--- Start TEXT EXCERPT ---
Bunch of clouds gliding towards each other remind me of friends rushing to greet.  Colorful clouds, especially during dawn and dusk say that nature is the greatest painter!
See, with a crazy habit of watching the skies I am gifted with secret friends, with whom I communicate in my own terms. They keep coming to me at right times and add color to my life! 

I flow along with the clouds and see how they shape up. Best ideas, solutions come to me while I watch them. Whenever I’m at crossroads, I look up to my secret friends, clouds. They are there, as always!

Thursday

Adapting and Communicating in a Foreign Country

Distant pastures are always greener, this is true in every walk of life. Once, I used to think that living abroad would be a great pleasure. How naive I was! Now after few yrs of being an expat, I have mixed feelings and am trying to gauge my thoughts...

At first, in Kuching (East Malaysia), I enjoyed the pleasant climate and good-natured people. I used to communicate by sign language with a neighbor, because both of us didn't know a common language.

Later in Kuala Lumpur (West Malaysia), even though many spoke English, at first it was difficult to understand their accent and style. Others used to say the same thing about my accent as well. After being there for 5+ years, more or less I started to speak/communicate like locals.
Now, here in UK, for the first few days it was like re-inventing the cycle, in terms of communicating with the locals. At a super market till, the cashier asked me something twice and I couldn't catch it. It sounded like this:

Chu nida bae?
She had to repeat it for the third time and finally I understood that she was asking me:

do you need a bag?
--- End TEXT EXCERPT ---
--- Start RECORDS PROVIDED ---
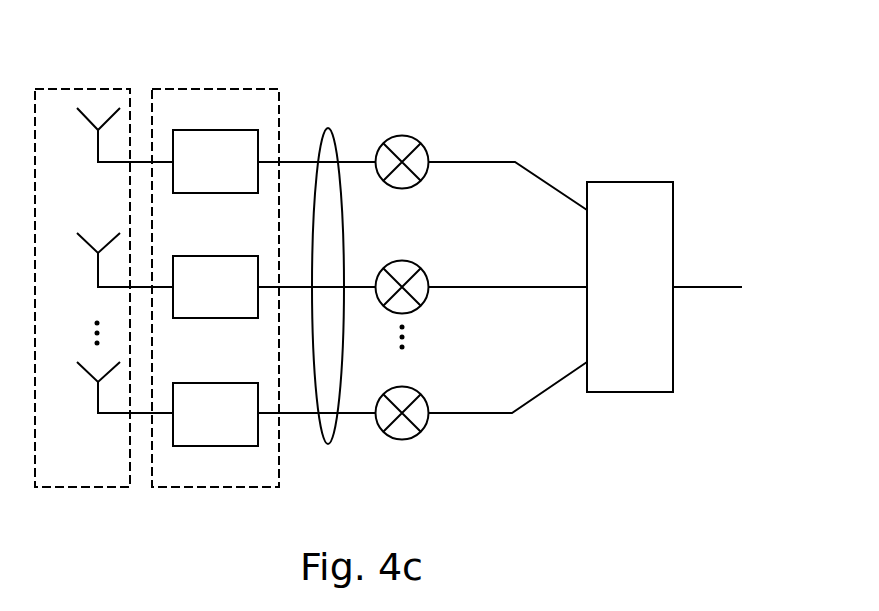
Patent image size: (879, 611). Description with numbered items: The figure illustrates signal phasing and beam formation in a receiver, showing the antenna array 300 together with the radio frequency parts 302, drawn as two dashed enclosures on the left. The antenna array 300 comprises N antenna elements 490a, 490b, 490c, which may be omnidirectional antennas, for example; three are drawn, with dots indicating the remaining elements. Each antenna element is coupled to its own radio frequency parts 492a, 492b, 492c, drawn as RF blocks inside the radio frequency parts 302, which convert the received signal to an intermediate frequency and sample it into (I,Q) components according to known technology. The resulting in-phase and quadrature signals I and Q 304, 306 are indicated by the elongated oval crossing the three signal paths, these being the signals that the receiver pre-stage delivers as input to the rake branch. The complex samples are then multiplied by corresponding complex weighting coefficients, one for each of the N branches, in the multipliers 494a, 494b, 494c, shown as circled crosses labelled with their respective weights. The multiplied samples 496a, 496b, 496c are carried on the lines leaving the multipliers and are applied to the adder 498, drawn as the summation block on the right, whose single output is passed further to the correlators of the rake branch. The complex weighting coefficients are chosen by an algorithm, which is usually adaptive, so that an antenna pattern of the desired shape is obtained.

The antenna array 300 is at (86, 89).
The radio frequency parts 302 is at (208, 89).
The signal I 304 is at (379, 314).
The signal Q 306 is at (325, 443).
The antenna element 490a is at (98, 143).
The antenna element 490b is at (98, 268).
The antenna element 490c is at (98, 392).
The radio frequency parts 492a is at (193, 194).
The radio frequency parts 492b is at (191, 318).
The radio frequency parts 492c is at (190, 446).
The multiplier 494a is at (432, 150).
The multiplier 494b is at (463, 255).
The multiplier 494c is at (432, 403).
The multiplied samples 496a is at (482, 159).
The multiplied samples 496b is at (482, 284).
The multiplied samples 496c is at (487, 418).
The adder 498 is at (607, 392).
--- End RECORDS PROVIDED ---
» **TASK SET**:
1) Write out again everything in the blog excerpt from "Later in Kuala" down to "Chu nida bae?".
2) Answer these questions about the blog excerpt:
(a) In Kuching, how did the writer communicate with a neighbor?
(b) How long was the writer in Kuala Lumpur before starting to speak more or less like the locals?
(c) What was the supermarket cashier in the UK asking the writer?

» **ANSWERS PROVIDED**:
1)
Later in Kuala Lumpur (West Malaysia), even though many spoke English, at first it was difficult to understand their accent and style. Others used to say the same thing about my accent as well. After being there for 5+ years, more or less I started to speak/communicate like locals.
Now, here in UK, for the first few days it was like re-inventing the cycle, in terms of communicating with the locals. At a super market till, the cashier asked me something twice and I couldn't catch it. It sounded like this:

Chu nida bae?

2)
(a) By sign language, because they didn't share a common language.
(b) More than 5 years.
(c) Whether the writer needed a bag.